What you need to do:
Tally how many lines include "this". The number is the whole answer.

Rows from a figure dataset:
+++

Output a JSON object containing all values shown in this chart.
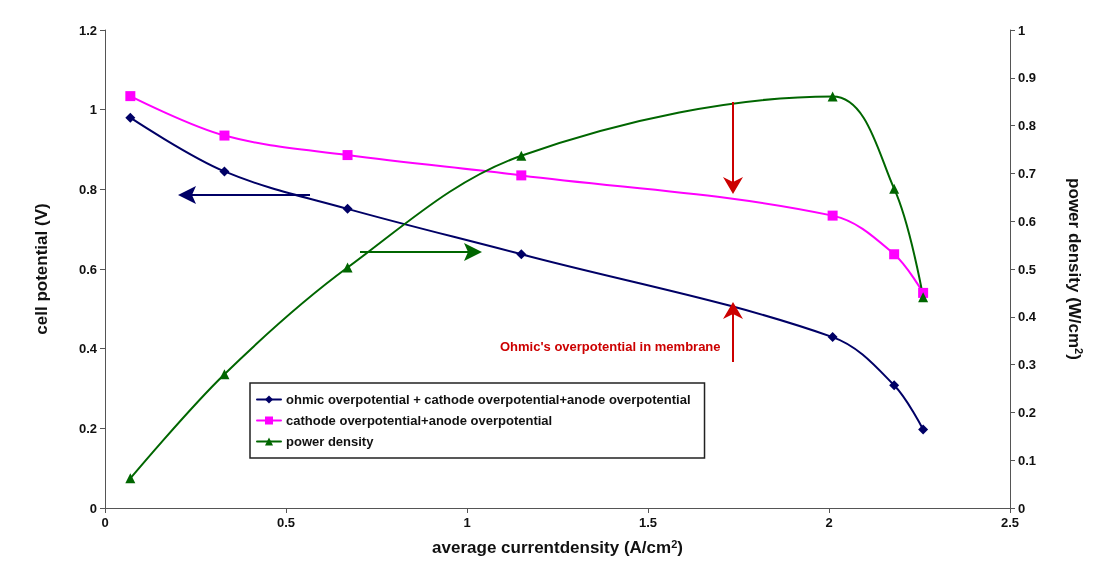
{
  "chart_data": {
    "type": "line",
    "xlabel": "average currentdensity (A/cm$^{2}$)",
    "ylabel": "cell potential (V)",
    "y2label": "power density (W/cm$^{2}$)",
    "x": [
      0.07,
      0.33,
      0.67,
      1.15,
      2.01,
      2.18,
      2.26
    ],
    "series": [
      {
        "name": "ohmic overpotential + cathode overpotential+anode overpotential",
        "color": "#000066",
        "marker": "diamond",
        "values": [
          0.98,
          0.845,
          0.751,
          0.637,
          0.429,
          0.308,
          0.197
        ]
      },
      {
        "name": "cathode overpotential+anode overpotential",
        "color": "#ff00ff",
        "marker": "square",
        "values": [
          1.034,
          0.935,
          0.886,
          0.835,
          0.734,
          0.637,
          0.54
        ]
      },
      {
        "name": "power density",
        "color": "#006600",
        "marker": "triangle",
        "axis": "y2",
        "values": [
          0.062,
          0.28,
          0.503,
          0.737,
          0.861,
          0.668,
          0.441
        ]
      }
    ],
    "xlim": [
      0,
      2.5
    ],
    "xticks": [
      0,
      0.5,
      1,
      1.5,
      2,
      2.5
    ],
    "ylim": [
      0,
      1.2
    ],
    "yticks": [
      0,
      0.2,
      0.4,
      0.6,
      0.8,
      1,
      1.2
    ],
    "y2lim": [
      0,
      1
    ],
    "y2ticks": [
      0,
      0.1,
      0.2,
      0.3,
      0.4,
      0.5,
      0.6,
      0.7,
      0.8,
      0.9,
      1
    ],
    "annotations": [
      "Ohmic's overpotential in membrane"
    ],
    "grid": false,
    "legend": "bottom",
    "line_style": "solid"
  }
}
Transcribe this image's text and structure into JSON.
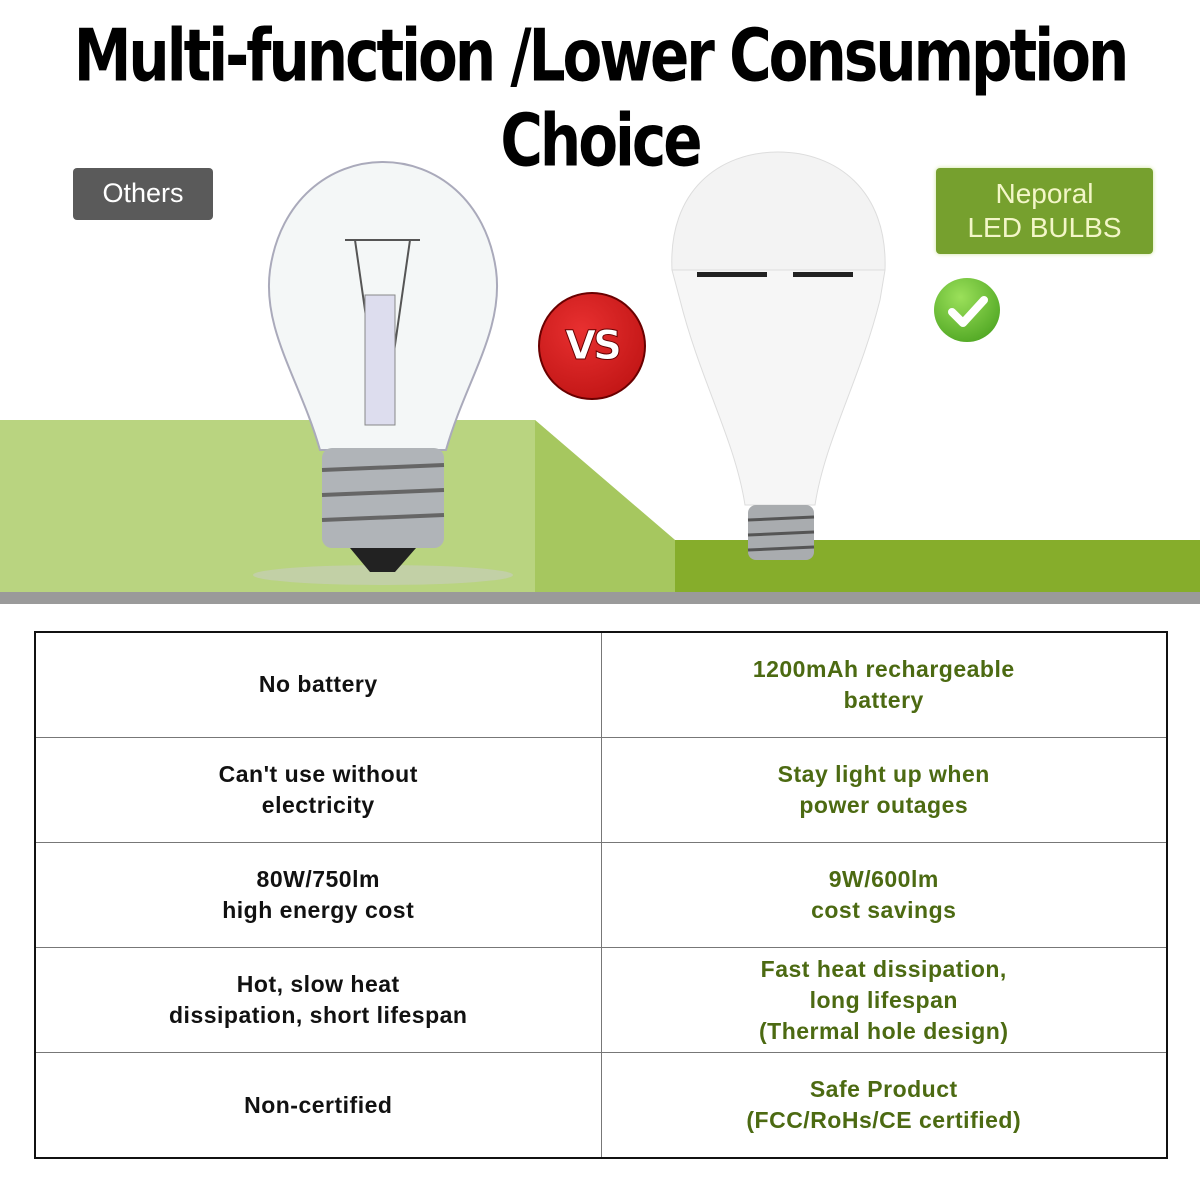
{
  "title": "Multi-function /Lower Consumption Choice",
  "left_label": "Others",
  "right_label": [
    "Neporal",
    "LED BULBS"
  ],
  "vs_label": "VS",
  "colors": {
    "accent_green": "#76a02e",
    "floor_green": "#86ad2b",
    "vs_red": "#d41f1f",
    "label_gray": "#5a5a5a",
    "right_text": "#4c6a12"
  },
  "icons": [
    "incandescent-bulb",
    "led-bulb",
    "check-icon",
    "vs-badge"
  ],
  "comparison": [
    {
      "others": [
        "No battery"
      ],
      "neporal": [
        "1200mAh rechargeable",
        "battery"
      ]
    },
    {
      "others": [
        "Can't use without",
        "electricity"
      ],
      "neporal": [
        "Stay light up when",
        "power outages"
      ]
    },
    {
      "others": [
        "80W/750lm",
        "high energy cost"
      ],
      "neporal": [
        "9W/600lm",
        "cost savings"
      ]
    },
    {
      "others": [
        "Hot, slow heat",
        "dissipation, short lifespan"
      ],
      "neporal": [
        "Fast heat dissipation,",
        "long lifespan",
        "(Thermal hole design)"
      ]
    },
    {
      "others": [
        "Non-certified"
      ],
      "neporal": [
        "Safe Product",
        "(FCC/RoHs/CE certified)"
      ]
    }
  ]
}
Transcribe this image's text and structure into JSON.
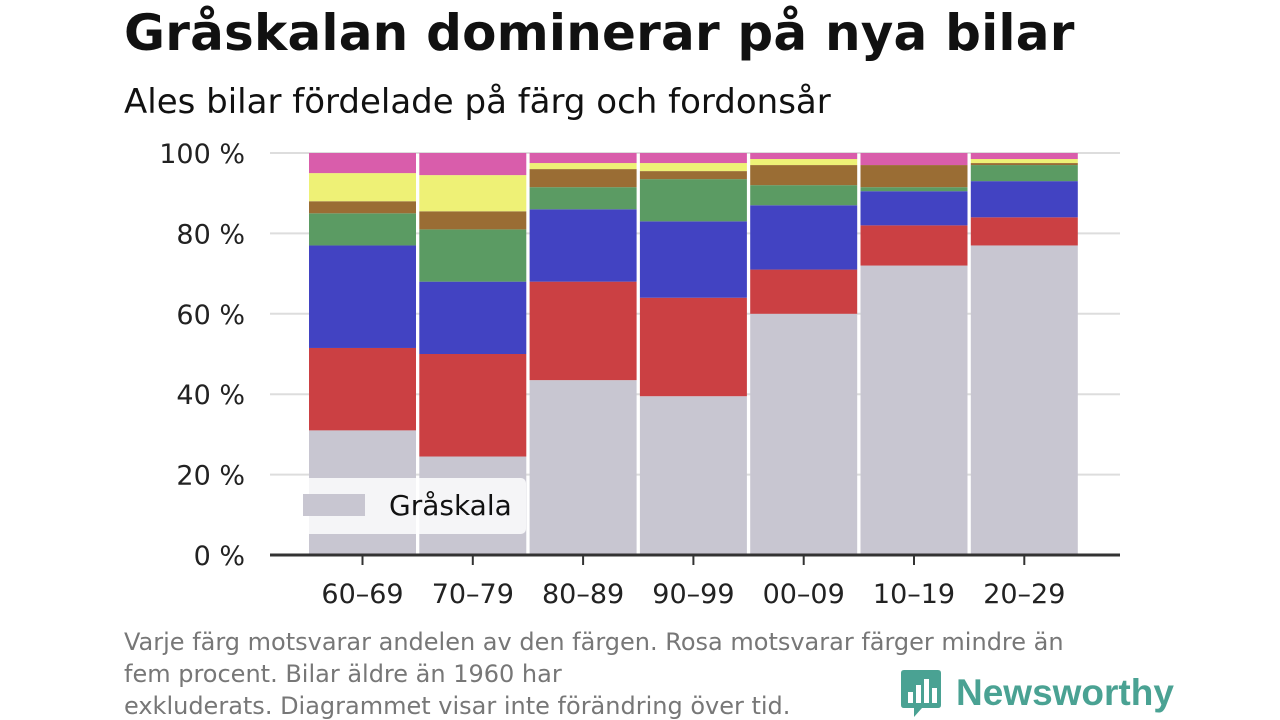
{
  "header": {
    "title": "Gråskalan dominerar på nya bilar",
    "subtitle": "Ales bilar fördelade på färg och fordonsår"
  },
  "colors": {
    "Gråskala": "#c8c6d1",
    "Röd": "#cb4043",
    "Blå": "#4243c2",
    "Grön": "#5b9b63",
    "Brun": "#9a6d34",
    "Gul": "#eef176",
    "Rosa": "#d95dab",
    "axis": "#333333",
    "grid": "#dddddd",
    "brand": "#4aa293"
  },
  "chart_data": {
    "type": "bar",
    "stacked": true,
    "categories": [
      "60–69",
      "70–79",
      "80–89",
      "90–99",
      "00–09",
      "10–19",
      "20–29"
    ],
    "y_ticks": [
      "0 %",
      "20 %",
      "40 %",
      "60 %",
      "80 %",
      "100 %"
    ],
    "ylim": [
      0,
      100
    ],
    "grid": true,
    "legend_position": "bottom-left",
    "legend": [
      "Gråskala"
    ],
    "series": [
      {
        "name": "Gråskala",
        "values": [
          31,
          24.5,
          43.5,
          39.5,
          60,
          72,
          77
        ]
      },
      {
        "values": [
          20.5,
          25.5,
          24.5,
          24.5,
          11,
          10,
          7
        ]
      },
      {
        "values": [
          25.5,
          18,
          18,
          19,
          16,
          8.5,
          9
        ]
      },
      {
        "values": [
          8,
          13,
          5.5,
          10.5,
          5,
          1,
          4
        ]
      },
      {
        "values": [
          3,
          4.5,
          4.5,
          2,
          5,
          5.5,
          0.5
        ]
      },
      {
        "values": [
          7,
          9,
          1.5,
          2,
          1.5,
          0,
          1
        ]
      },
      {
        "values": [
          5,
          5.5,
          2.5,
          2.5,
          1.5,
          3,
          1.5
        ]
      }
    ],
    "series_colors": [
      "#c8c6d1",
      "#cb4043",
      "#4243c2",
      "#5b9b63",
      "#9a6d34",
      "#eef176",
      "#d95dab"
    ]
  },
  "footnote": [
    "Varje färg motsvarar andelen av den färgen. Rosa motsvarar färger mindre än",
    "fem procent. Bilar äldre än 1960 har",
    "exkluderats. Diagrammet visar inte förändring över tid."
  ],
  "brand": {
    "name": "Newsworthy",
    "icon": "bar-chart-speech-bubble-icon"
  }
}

+++

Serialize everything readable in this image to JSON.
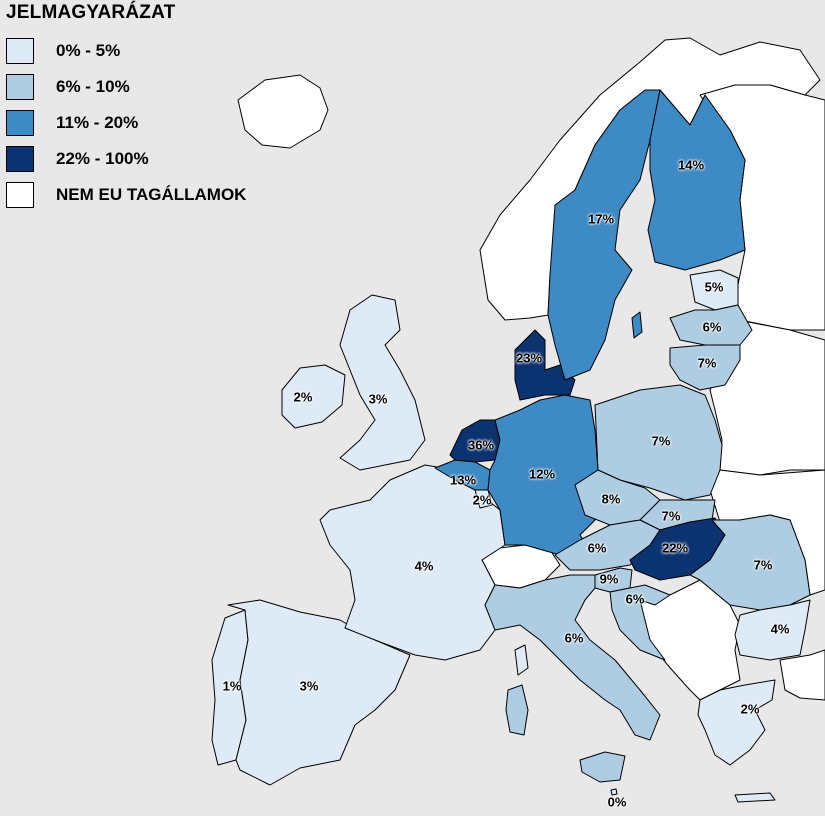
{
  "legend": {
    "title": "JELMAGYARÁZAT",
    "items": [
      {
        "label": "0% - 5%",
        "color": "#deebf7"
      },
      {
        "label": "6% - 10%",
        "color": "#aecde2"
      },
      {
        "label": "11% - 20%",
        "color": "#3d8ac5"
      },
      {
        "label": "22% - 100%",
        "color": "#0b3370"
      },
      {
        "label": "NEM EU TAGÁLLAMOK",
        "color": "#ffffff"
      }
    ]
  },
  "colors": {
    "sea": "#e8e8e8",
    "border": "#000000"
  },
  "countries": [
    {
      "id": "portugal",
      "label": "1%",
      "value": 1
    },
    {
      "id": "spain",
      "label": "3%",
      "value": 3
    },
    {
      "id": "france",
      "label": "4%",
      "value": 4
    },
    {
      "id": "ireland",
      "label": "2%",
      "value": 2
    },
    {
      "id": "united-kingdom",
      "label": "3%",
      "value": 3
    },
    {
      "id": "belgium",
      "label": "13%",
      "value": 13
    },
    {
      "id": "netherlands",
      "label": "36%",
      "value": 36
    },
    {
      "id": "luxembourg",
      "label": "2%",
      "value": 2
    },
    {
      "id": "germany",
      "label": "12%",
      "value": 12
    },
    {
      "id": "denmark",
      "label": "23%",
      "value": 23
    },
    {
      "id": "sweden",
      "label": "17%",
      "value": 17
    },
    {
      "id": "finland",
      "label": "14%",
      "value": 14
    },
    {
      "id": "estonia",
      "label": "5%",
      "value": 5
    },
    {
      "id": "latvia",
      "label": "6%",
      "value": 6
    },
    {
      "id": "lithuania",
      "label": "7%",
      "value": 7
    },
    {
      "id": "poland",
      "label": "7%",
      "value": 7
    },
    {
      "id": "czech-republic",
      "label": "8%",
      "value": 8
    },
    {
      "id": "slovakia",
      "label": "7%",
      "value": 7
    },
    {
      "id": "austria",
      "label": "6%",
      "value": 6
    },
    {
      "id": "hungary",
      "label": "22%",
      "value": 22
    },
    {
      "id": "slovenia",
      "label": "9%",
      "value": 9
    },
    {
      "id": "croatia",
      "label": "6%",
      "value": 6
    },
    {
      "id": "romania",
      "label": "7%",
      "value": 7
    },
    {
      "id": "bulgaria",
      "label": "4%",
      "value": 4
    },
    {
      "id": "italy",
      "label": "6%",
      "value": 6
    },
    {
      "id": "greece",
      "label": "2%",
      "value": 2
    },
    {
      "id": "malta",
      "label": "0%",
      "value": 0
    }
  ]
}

+++

The output:
4